Written request:
Omit all pictures and give the records below again exactly as written.

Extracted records
== == ==

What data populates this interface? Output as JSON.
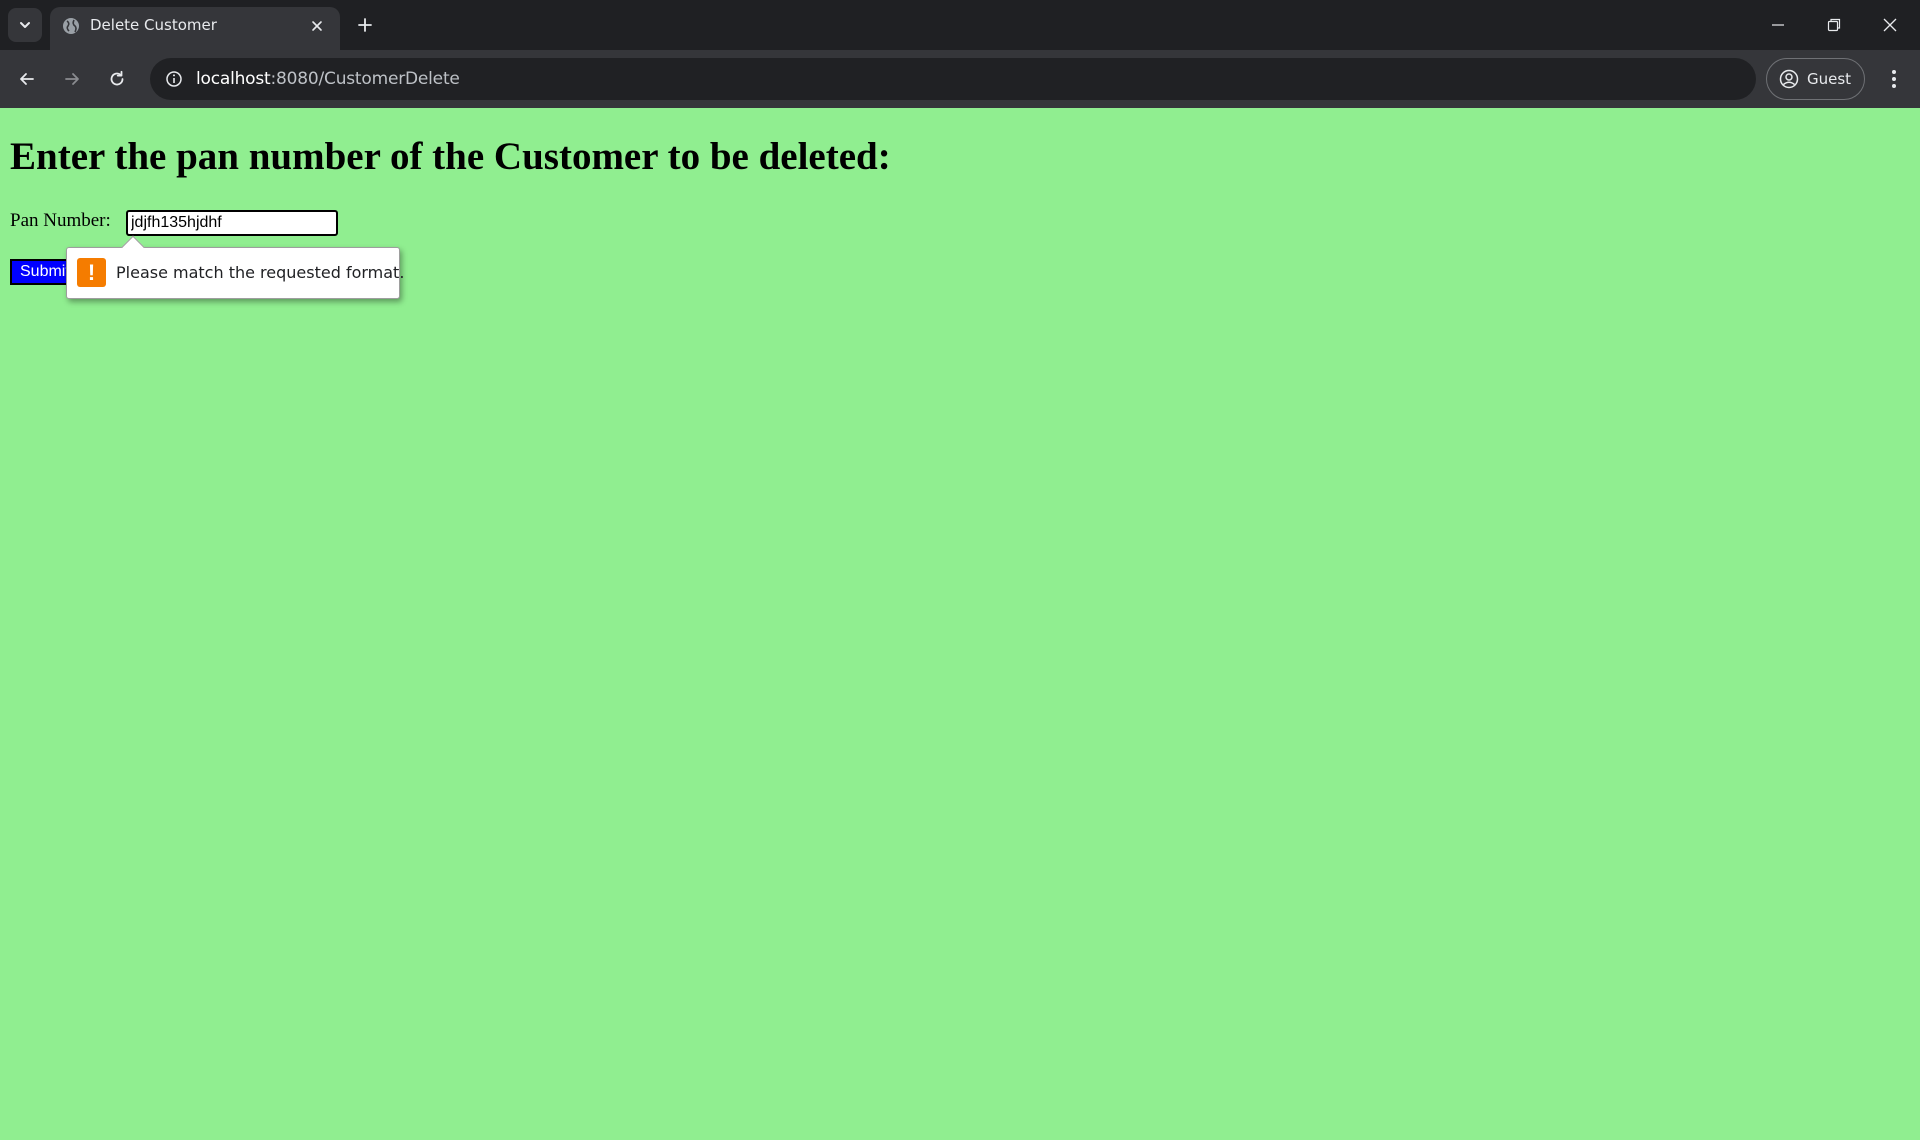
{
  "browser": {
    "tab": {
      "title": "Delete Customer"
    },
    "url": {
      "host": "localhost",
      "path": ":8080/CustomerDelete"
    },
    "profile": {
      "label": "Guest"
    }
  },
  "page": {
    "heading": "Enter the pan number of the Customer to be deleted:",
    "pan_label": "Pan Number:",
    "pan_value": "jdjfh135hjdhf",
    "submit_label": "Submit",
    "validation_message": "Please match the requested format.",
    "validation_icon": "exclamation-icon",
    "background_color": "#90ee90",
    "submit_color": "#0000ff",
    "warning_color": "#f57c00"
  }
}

== == ==

Result below:
What data populates this interface? Output as JSON.
{
  "browser": {
    "tab": {
      "title": "Delete Customer"
    },
    "url": {
      "host": "localhost",
      "path": ":8080/CustomerDelete"
    },
    "profile": {
      "label": "Guest"
    }
  },
  "page": {
    "heading": "Enter the pan number of the Customer to be deleted:",
    "pan_label": "Pan Number:",
    "pan_value": "jdjfh135hjdhf",
    "submit_label": "Submit",
    "validation_message": "Please match the requested format.",
    "validation_icon": "exclamation-icon",
    "background_color": "#90ee90",
    "submit_color": "#0000ff",
    "warning_color": "#f57c00"
  }
}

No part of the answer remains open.